> PROBLEM: Your copy should contain exactly the lines from the one that holds "OCR this image." through the end of the material, reproduced as written, with no pictures.

-- begin INPUT RECORDS --

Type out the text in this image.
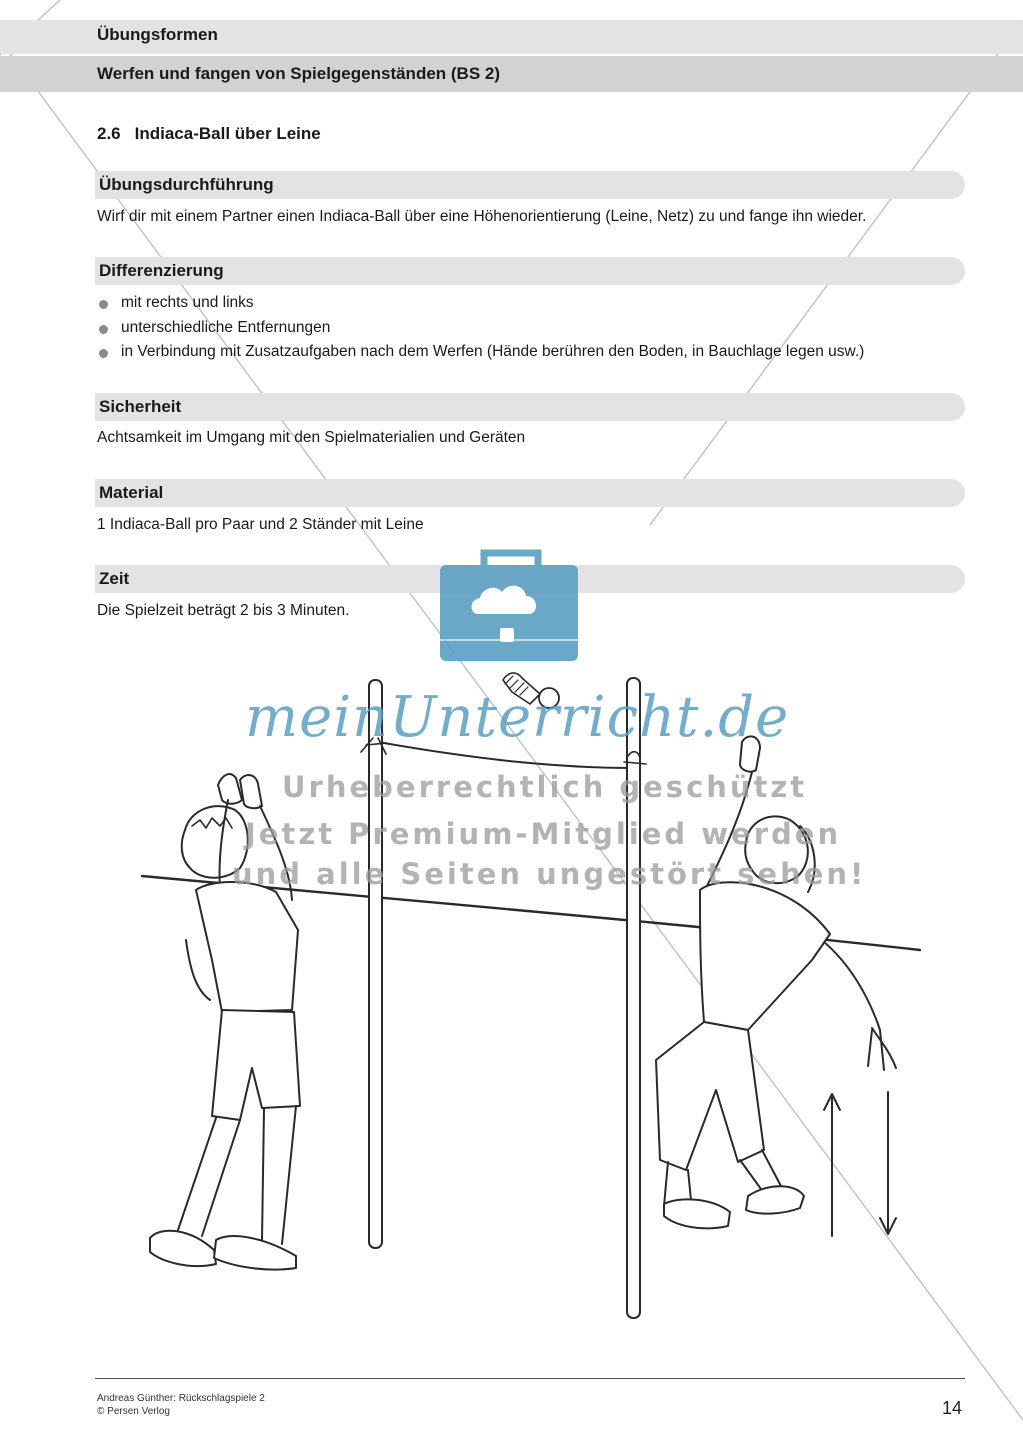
Übungsformen
Werfen und fangen von Spielgegenständen (BS 2)
2.6 Indiaca-Ball über Leine
Übungsdurchführung
Wirf dir mit einem Partner einen Indiaca-Ball über eine Höhenorientierung (Leine, Netz) zu und fange ihn wieder.
Differenzierung
mit rechts und links
unterschiedliche Entfernungen
in Verbindung mit Zusatzaufgaben nach dem Werfen (Hände berühren den Boden, in Bauchlage legen usw.)
Sicherheit
Achtsamkeit im Umgang mit den Spielmaterialien und Geräten
Material
1 Indiaca-Ball pro Paar und 2 Ständer mit Leine
Zeit
Die Spielzeit beträgt 2 bis 3 Minuten.
meinUnterricht.de
Urheberrechtlich geschützt
Jetzt Premium-Mitglied werden
und alle Seiten ungestört sehen!
Andreas Günther: Rückschlagspiele 2
© Persen Verlog	14
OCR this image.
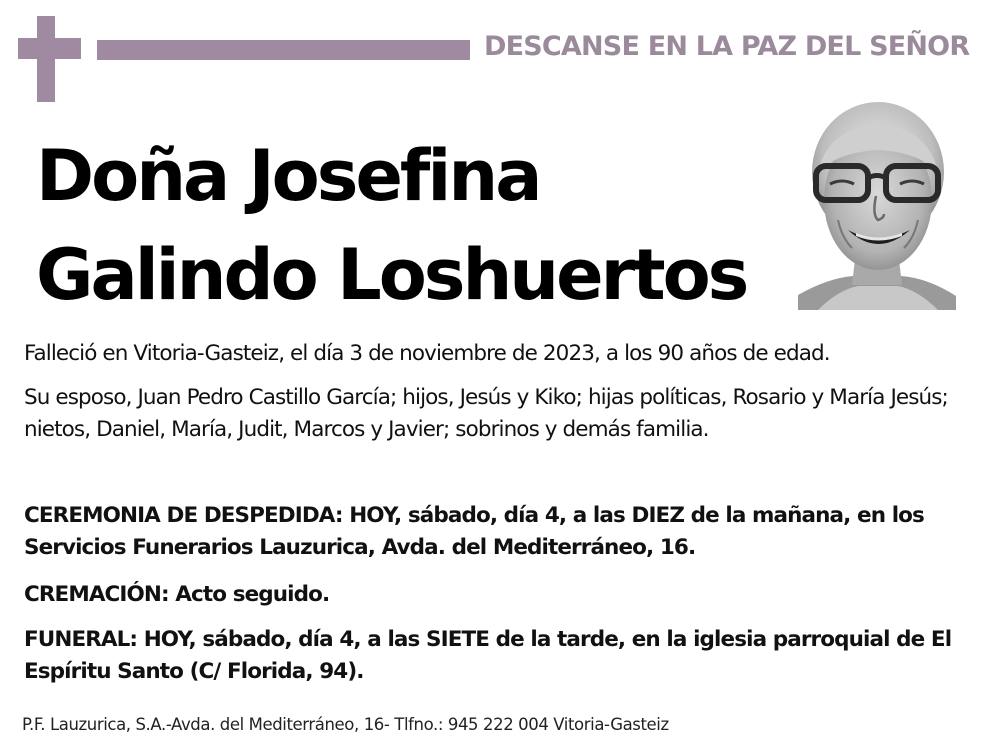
DESCANSE EN LA PAZ DEL SEÑOR
Doña Josefina
Galindo Loshuertos
Falleció en Vitoria-Gasteiz, el día 3 de noviembre de 2023, a los 90 años de edad.
Su esposo, Juan Pedro Castillo García; hijos, Jesús y Kiko; hijas políticas, Rosario y María Jesús; nietos, Daniel, María, Judit, Marcos y Javier; sobrinos y demás familia.
CEREMONIA DE DESPEDIDA: HOY, sábado, día 4, a las DIEZ de la mañana, en los Servicios Funerarios Lauzurica, Avda. del Mediterráneo, 16.
CREMACIÓN: Acto seguido.
FUNERAL: HOY, sábado, día 4, a las SIETE de la tarde, en la iglesia parroquial de El Espíritu Santo (C/ Florida, 94).
P.F. Lauzurica, S.A.-Avda. del Mediterráneo, 16- Tlfno.: 945 222 004 Vitoria-Gasteiz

-- end INPUT RECORDS --

> THE SOLUTION:
OCR this image.
DESCANSE EN LA PAZ DEL SEÑOR
Doña Josefina
Galindo Loshuertos
Falleció en Vitoria-Gasteiz, el día 3 de noviembre de 2023, a los 90 años de edad.
Su esposo, Juan Pedro Castillo García; hijos, Jesús y Kiko; hijas políticas, Rosario y María Jesús; nietos, Daniel, María, Judit, Marcos y Javier; sobrinos y demás familia.
CEREMONIA DE DESPEDIDA: HOY, sábado, día 4, a las DIEZ de la mañana, en los Servicios Funerarios Lauzurica, Avda. del Mediterráneo, 16.
CREMACIÓN: Acto seguido.
FUNERAL: HOY, sábado, día 4, a las SIETE de la tarde, en la iglesia parroquial de El Espíritu Santo (C/ Florida, 94).
P.F. Lauzurica, S.A.-Avda. del Mediterráneo, 16- Tlfno.: 945 222 004 Vitoria-Gasteiz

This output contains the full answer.